**Data provided:**
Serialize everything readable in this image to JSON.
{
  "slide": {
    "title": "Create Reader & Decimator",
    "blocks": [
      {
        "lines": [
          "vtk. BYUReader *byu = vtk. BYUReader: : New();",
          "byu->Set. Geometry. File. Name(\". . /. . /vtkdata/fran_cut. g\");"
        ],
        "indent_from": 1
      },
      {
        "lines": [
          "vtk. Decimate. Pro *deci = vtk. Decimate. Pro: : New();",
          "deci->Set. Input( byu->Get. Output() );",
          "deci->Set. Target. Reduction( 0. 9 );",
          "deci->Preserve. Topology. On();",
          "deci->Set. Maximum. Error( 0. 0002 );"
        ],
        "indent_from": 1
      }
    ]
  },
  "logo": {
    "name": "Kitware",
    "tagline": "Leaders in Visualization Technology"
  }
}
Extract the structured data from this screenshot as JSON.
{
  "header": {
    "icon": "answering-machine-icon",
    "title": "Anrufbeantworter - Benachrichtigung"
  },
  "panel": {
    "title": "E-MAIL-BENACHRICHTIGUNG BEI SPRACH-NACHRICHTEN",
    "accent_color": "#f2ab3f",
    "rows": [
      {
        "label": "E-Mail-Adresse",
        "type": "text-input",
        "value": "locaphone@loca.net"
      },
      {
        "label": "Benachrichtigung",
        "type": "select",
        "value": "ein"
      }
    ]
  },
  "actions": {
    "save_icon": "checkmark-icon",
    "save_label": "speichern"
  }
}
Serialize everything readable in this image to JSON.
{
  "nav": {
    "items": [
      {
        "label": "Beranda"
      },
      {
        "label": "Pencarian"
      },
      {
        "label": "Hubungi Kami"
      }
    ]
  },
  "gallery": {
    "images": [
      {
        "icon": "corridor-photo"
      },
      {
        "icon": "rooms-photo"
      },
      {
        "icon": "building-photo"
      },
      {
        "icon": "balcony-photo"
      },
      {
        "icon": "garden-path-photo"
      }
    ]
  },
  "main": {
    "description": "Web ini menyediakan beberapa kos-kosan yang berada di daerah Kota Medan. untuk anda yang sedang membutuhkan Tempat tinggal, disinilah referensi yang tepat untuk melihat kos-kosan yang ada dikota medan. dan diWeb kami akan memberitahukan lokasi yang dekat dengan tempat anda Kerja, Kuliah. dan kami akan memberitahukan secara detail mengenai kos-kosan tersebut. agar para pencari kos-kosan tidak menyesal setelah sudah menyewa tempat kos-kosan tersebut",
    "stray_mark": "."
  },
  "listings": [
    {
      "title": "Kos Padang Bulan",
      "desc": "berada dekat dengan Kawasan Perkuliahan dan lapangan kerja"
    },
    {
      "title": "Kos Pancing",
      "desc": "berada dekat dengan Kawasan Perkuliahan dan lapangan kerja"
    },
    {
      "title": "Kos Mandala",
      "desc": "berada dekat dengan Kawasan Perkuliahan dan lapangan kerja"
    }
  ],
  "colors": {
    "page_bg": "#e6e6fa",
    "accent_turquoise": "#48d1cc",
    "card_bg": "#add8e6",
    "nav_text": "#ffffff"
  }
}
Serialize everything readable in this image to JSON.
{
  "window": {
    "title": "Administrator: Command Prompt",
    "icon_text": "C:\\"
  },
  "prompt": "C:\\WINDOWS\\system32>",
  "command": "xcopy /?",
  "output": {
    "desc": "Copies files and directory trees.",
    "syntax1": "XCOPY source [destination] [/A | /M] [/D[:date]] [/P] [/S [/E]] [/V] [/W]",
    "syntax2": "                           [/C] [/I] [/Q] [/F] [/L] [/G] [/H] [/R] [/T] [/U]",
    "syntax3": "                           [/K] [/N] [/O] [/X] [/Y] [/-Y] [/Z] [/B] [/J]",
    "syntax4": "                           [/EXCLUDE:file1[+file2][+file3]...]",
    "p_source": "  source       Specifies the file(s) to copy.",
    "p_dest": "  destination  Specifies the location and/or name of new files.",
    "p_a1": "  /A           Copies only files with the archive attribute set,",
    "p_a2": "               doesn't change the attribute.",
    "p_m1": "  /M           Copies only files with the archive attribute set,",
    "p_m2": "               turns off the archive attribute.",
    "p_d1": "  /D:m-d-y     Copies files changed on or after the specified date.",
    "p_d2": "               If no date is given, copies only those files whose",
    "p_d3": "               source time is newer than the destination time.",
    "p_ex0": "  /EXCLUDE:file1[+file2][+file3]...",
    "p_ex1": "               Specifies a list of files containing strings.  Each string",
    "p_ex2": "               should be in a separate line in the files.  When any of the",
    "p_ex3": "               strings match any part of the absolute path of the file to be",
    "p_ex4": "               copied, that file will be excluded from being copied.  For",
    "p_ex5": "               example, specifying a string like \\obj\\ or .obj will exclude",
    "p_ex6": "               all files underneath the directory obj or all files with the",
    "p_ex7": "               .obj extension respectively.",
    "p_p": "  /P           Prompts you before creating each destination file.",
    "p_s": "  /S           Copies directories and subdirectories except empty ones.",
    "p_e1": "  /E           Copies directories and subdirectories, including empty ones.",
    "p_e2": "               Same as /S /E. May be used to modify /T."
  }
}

**Written instruction:**
Each line of the listing above should be output exactly.

**Answer:**
Serialize everything readable in this image to JSON.
{
  "slide": {
    "title": "Create Reader & Decimator",
    "blocks": [
      {
        "lines": [
          "vtk. BYUReader *byu = vtk. BYUReader: : New();",
          "byu->Set. Geometry. File. Name(\". . /. . /vtkdata/fran_cut. g\");"
        ],
        "indent_from": 1
      },
      {
        "lines": [
          "vtk. Decimate. Pro *deci = vtk. Decimate. Pro: : New();",
          "deci->Set. Input( byu->Get. Output() );",
          "deci->Set. Target. Reduction( 0. 9 );",
          "deci->Preserve. Topology. On();",
          "deci->Set. Maximum. Error( 0. 0002 );"
        ],
        "indent_from": 1
      }
    ]
  },
  "logo": {
    "name": "Kitware",
    "tagline": "Leaders in Visualization Technology"
  }
}
Extract the structured data from this screenshot as JSON.
{
  "header": {
    "icon": "answering-machine-icon",
    "title": "Anrufbeantworter - Benachrichtigung"
  },
  "panel": {
    "title": "E-MAIL-BENACHRICHTIGUNG BEI SPRACH-NACHRICHTEN",
    "accent_color": "#f2ab3f",
    "rows": [
      {
        "label": "E-Mail-Adresse",
        "type": "text-input",
        "value": "locaphone@loca.net"
      },
      {
        "label": "Benachrichtigung",
        "type": "select",
        "value": "ein"
      }
    ]
  },
  "actions": {
    "save_icon": "checkmark-icon",
    "save_label": "speichern"
  }
}
Serialize everything readable in this image to JSON.
{
  "nav": {
    "items": [
      {
        "label": "Beranda"
      },
      {
        "label": "Pencarian"
      },
      {
        "label": "Hubungi Kami"
      }
    ]
  },
  "gallery": {
    "images": [
      {
        "icon": "corridor-photo"
      },
      {
        "icon": "rooms-photo"
      },
      {
        "icon": "building-photo"
      },
      {
        "icon": "balcony-photo"
      },
      {
        "icon": "garden-path-photo"
      }
    ]
  },
  "main": {
    "description": "Web ini menyediakan beberapa kos-kosan yang berada di daerah Kota Medan. untuk anda yang sedang membutuhkan Tempat tinggal, disinilah referensi yang tepat untuk melihat kos-kosan yang ada dikota medan. dan diWeb kami akan memberitahukan lokasi yang dekat dengan tempat anda Kerja, Kuliah. dan kami akan memberitahukan secara detail mengenai kos-kosan tersebut. agar para pencari kos-kosan tidak menyesal setelah sudah menyewa tempat kos-kosan tersebut",
    "stray_mark": "."
  },
  "listings": [
    {
      "title": "Kos Padang Bulan",
      "desc": "berada dekat dengan Kawasan Perkuliahan dan lapangan kerja"
    },
    {
      "title": "Kos Pancing",
      "desc": "berada dekat dengan Kawasan Perkuliahan dan lapangan kerja"
    },
    {
      "title": "Kos Mandala",
      "desc": "berada dekat dengan Kawasan Perkuliahan dan lapangan kerja"
    }
  ],
  "colors": {
    "page_bg": "#e6e6fa",
    "accent_turquoise": "#48d1cc",
    "card_bg": "#add8e6",
    "nav_text": "#ffffff"
  }
}
Serialize everything readable in this image to JSON.
{
  "window": {
    "title": "Administrator: Command Prompt",
    "icon_text": "C:\\"
  },
  "prompt": "C:\\WINDOWS\\system32>",
  "command": "xcopy /?",
  "output": {
    "desc": "Copies files and directory trees.",
    "syntax1": "XCOPY source [destination] [/A | /M] [/D[:date]] [/P] [/S [/E]] [/V] [/W]",
    "syntax2": "                           [/C] [/I] [/Q] [/F] [/L] [/G] [/H] [/R] [/T] [/U]",
    "syntax3": "                           [/K] [/N] [/O] [/X] [/Y] [/-Y] [/Z] [/B] [/J]",
    "syntax4": "                           [/EXCLUDE:file1[+file2][+file3]...]",
    "p_source": "  source       Specifies the file(s) to copy.",
    "p_dest": "  destination  Specifies the location and/or name of new files.",
    "p_a1": "  /A           Copies only files with the archive attribute set,",
    "p_a2": "               doesn't change the attribute.",
    "p_m1": "  /M           Copies only files with the archive attribute set,",
    "p_m2": "               turns off the archive attribute.",
    "p_d1": "  /D:m-d-y     Copies files changed on or after the specified date.",
    "p_d2": "               If no date is given, copies only those files whose",
    "p_d3": "               source time is newer than the destination time.",
    "p_ex0": "  /EXCLUDE:file1[+file2][+file3]...",
    "p_ex1": "               Specifies a list of files containing strings.  Each string",
    "p_ex2": "               should be in a separate line in the files.  When any of the",
    "p_ex3": "               strings match any part of the absolute path of the file to be",
    "p_ex4": "               copied, that file will be excluded from being copied.  For",
    "p_ex5": "               example, specifying a string like \\obj\\ or .obj will exclude",
    "p_ex6": "               all files underneath the directory obj or all files with the",
    "p_ex7": "               .obj extension respectively.",
    "p_p": "  /P           Prompts you before creating each destination file.",
    "p_s": "  /S           Copies directories and subdirectories except empty ones.",
    "p_e1": "  /E           Copies directories and subdirectories, including empty ones.",
    "p_e2": "               Same as /S /E. May be used to modify /T."
  }
}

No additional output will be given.